> [DO THIS] Without the pictures, return all of the material exactly as written.

--- Begin MATERIAL PROVIDED ---

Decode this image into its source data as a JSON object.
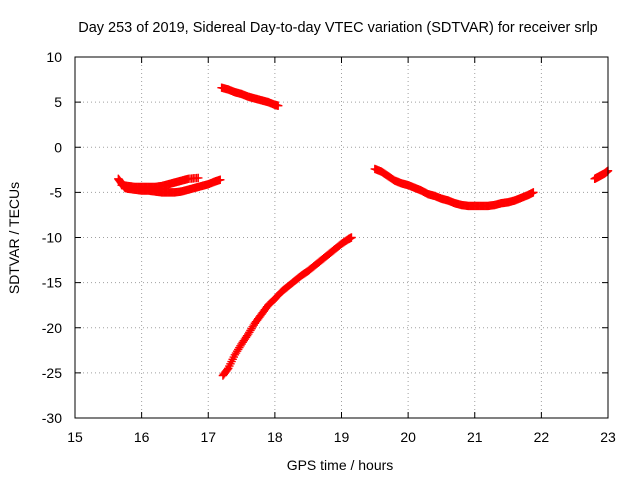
{
  "chart_data": {
    "type": "scatter",
    "title": "Day 253 of 2019, Sidereal Day-to-day VTEC variation (SDTVAR) for receiver srlp",
    "xlabel": "GPS time / hours",
    "ylabel": "SDTVAR / TECUs",
    "xlim": [
      15,
      23
    ],
    "ylim": [
      -30,
      10
    ],
    "xticks": [
      "15",
      "16",
      "17",
      "18",
      "19",
      "20",
      "21",
      "22",
      "23"
    ],
    "yticks": [
      "10",
      "5",
      "0",
      "-5",
      "-10",
      "-15",
      "-20",
      "-25",
      "-30"
    ],
    "grid": true,
    "marker": "+",
    "point_color": "#ff0000",
    "series": [
      {
        "points": [
          [
            15.65,
            -3.5
          ],
          [
            15.7,
            -4.0
          ],
          [
            15.75,
            -4.5
          ],
          [
            15.8,
            -4.6
          ],
          [
            15.9,
            -4.7
          ],
          [
            16.0,
            -4.8
          ],
          [
            16.1,
            -4.8
          ],
          [
            16.2,
            -4.9
          ],
          [
            16.3,
            -5.0
          ],
          [
            16.4,
            -5.0
          ],
          [
            16.5,
            -5.0
          ],
          [
            16.6,
            -4.9
          ],
          [
            16.7,
            -4.7
          ],
          [
            16.8,
            -4.5
          ],
          [
            16.9,
            -4.3
          ],
          [
            17.0,
            -4.1
          ],
          [
            17.1,
            -3.8
          ],
          [
            17.18,
            -3.6
          ]
        ]
      },
      {
        "points": [
          [
            15.7,
            -4.2
          ],
          [
            15.8,
            -4.3
          ],
          [
            15.9,
            -4.4
          ],
          [
            16.0,
            -4.4
          ],
          [
            16.1,
            -4.4
          ],
          [
            16.2,
            -4.4
          ],
          [
            16.3,
            -4.3
          ],
          [
            16.4,
            -4.1
          ],
          [
            16.5,
            -3.9
          ],
          [
            16.6,
            -3.7
          ],
          [
            16.7,
            -3.5
          ],
          [
            16.85,
            -3.4
          ]
        ]
      },
      {
        "points": [
          [
            17.2,
            6.6
          ],
          [
            17.3,
            6.4
          ],
          [
            17.4,
            6.1
          ],
          [
            17.5,
            5.9
          ],
          [
            17.6,
            5.6
          ],
          [
            17.7,
            5.4
          ],
          [
            17.8,
            5.2
          ],
          [
            17.9,
            5.0
          ],
          [
            18.0,
            4.7
          ],
          [
            18.05,
            4.6
          ]
        ]
      },
      {
        "points": [
          [
            17.22,
            -25.3
          ],
          [
            17.3,
            -24.5
          ],
          [
            17.4,
            -23.0
          ],
          [
            17.5,
            -21.8
          ],
          [
            17.6,
            -20.7
          ],
          [
            17.7,
            -19.5
          ],
          [
            17.8,
            -18.5
          ],
          [
            17.9,
            -17.5
          ],
          [
            18.0,
            -16.8
          ],
          [
            18.1,
            -16.0
          ],
          [
            18.2,
            -15.4
          ],
          [
            18.3,
            -14.8
          ],
          [
            18.4,
            -14.2
          ],
          [
            18.5,
            -13.7
          ],
          [
            18.6,
            -13.1
          ],
          [
            18.7,
            -12.5
          ],
          [
            18.8,
            -11.9
          ],
          [
            18.9,
            -11.3
          ],
          [
            19.0,
            -10.7
          ],
          [
            19.1,
            -10.2
          ],
          [
            19.15,
            -10.0
          ]
        ]
      },
      {
        "points": [
          [
            19.5,
            -2.4
          ],
          [
            19.6,
            -2.7
          ],
          [
            19.7,
            -3.2
          ],
          [
            19.8,
            -3.7
          ],
          [
            19.9,
            -4.0
          ],
          [
            20.0,
            -4.2
          ],
          [
            20.1,
            -4.5
          ],
          [
            20.2,
            -4.8
          ],
          [
            20.3,
            -5.2
          ],
          [
            20.4,
            -5.4
          ],
          [
            20.5,
            -5.7
          ],
          [
            20.6,
            -5.9
          ],
          [
            20.7,
            -6.2
          ],
          [
            20.8,
            -6.4
          ],
          [
            20.9,
            -6.5
          ],
          [
            21.0,
            -6.5
          ],
          [
            21.1,
            -6.5
          ],
          [
            21.2,
            -6.5
          ],
          [
            21.3,
            -6.4
          ],
          [
            21.4,
            -6.2
          ],
          [
            21.5,
            -6.1
          ],
          [
            21.6,
            -5.9
          ],
          [
            21.7,
            -5.6
          ],
          [
            21.8,
            -5.3
          ],
          [
            21.88,
            -5.0
          ]
        ]
      },
      {
        "points": [
          [
            22.8,
            -3.5
          ],
          [
            22.85,
            -3.3
          ],
          [
            22.9,
            -3.1
          ],
          [
            22.95,
            -2.9
          ],
          [
            23.0,
            -2.6
          ]
        ]
      }
    ]
  }
}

--- End MATERIAL PROVIDED ---

> [WRITTEN RESPONSE]
Decode this image into its source data as a JSON object.
{
  "chart_data": {
    "type": "scatter",
    "title": "Day 253 of 2019, Sidereal Day-to-day VTEC variation (SDTVAR) for receiver srlp",
    "xlabel": "GPS time / hours",
    "ylabel": "SDTVAR / TECUs",
    "xlim": [
      15,
      23
    ],
    "ylim": [
      -30,
      10
    ],
    "xticks": [
      "15",
      "16",
      "17",
      "18",
      "19",
      "20",
      "21",
      "22",
      "23"
    ],
    "yticks": [
      "10",
      "5",
      "0",
      "-5",
      "-10",
      "-15",
      "-20",
      "-25",
      "-30"
    ],
    "grid": true,
    "marker": "+",
    "point_color": "#ff0000",
    "series": [
      {
        "points": [
          [
            15.65,
            -3.5
          ],
          [
            15.7,
            -4.0
          ],
          [
            15.75,
            -4.5
          ],
          [
            15.8,
            -4.6
          ],
          [
            15.9,
            -4.7
          ],
          [
            16.0,
            -4.8
          ],
          [
            16.1,
            -4.8
          ],
          [
            16.2,
            -4.9
          ],
          [
            16.3,
            -5.0
          ],
          [
            16.4,
            -5.0
          ],
          [
            16.5,
            -5.0
          ],
          [
            16.6,
            -4.9
          ],
          [
            16.7,
            -4.7
          ],
          [
            16.8,
            -4.5
          ],
          [
            16.9,
            -4.3
          ],
          [
            17.0,
            -4.1
          ],
          [
            17.1,
            -3.8
          ],
          [
            17.18,
            -3.6
          ]
        ]
      },
      {
        "points": [
          [
            15.7,
            -4.2
          ],
          [
            15.8,
            -4.3
          ],
          [
            15.9,
            -4.4
          ],
          [
            16.0,
            -4.4
          ],
          [
            16.1,
            -4.4
          ],
          [
            16.2,
            -4.4
          ],
          [
            16.3,
            -4.3
          ],
          [
            16.4,
            -4.1
          ],
          [
            16.5,
            -3.9
          ],
          [
            16.6,
            -3.7
          ],
          [
            16.7,
            -3.5
          ],
          [
            16.85,
            -3.4
          ]
        ]
      },
      {
        "points": [
          [
            17.2,
            6.6
          ],
          [
            17.3,
            6.4
          ],
          [
            17.4,
            6.1
          ],
          [
            17.5,
            5.9
          ],
          [
            17.6,
            5.6
          ],
          [
            17.7,
            5.4
          ],
          [
            17.8,
            5.2
          ],
          [
            17.9,
            5.0
          ],
          [
            18.0,
            4.7
          ],
          [
            18.05,
            4.6
          ]
        ]
      },
      {
        "points": [
          [
            17.22,
            -25.3
          ],
          [
            17.3,
            -24.5
          ],
          [
            17.4,
            -23.0
          ],
          [
            17.5,
            -21.8
          ],
          [
            17.6,
            -20.7
          ],
          [
            17.7,
            -19.5
          ],
          [
            17.8,
            -18.5
          ],
          [
            17.9,
            -17.5
          ],
          [
            18.0,
            -16.8
          ],
          [
            18.1,
            -16.0
          ],
          [
            18.2,
            -15.4
          ],
          [
            18.3,
            -14.8
          ],
          [
            18.4,
            -14.2
          ],
          [
            18.5,
            -13.7
          ],
          [
            18.6,
            -13.1
          ],
          [
            18.7,
            -12.5
          ],
          [
            18.8,
            -11.9
          ],
          [
            18.9,
            -11.3
          ],
          [
            19.0,
            -10.7
          ],
          [
            19.1,
            -10.2
          ],
          [
            19.15,
            -10.0
          ]
        ]
      },
      {
        "points": [
          [
            19.5,
            -2.4
          ],
          [
            19.6,
            -2.7
          ],
          [
            19.7,
            -3.2
          ],
          [
            19.8,
            -3.7
          ],
          [
            19.9,
            -4.0
          ],
          [
            20.0,
            -4.2
          ],
          [
            20.1,
            -4.5
          ],
          [
            20.2,
            -4.8
          ],
          [
            20.3,
            -5.2
          ],
          [
            20.4,
            -5.4
          ],
          [
            20.5,
            -5.7
          ],
          [
            20.6,
            -5.9
          ],
          [
            20.7,
            -6.2
          ],
          [
            20.8,
            -6.4
          ],
          [
            20.9,
            -6.5
          ],
          [
            21.0,
            -6.5
          ],
          [
            21.1,
            -6.5
          ],
          [
            21.2,
            -6.5
          ],
          [
            21.3,
            -6.4
          ],
          [
            21.4,
            -6.2
          ],
          [
            21.5,
            -6.1
          ],
          [
            21.6,
            -5.9
          ],
          [
            21.7,
            -5.6
          ],
          [
            21.8,
            -5.3
          ],
          [
            21.88,
            -5.0
          ]
        ]
      },
      {
        "points": [
          [
            22.8,
            -3.5
          ],
          [
            22.85,
            -3.3
          ],
          [
            22.9,
            -3.1
          ],
          [
            22.95,
            -2.9
          ],
          [
            23.0,
            -2.6
          ]
        ]
      }
    ]
  }
}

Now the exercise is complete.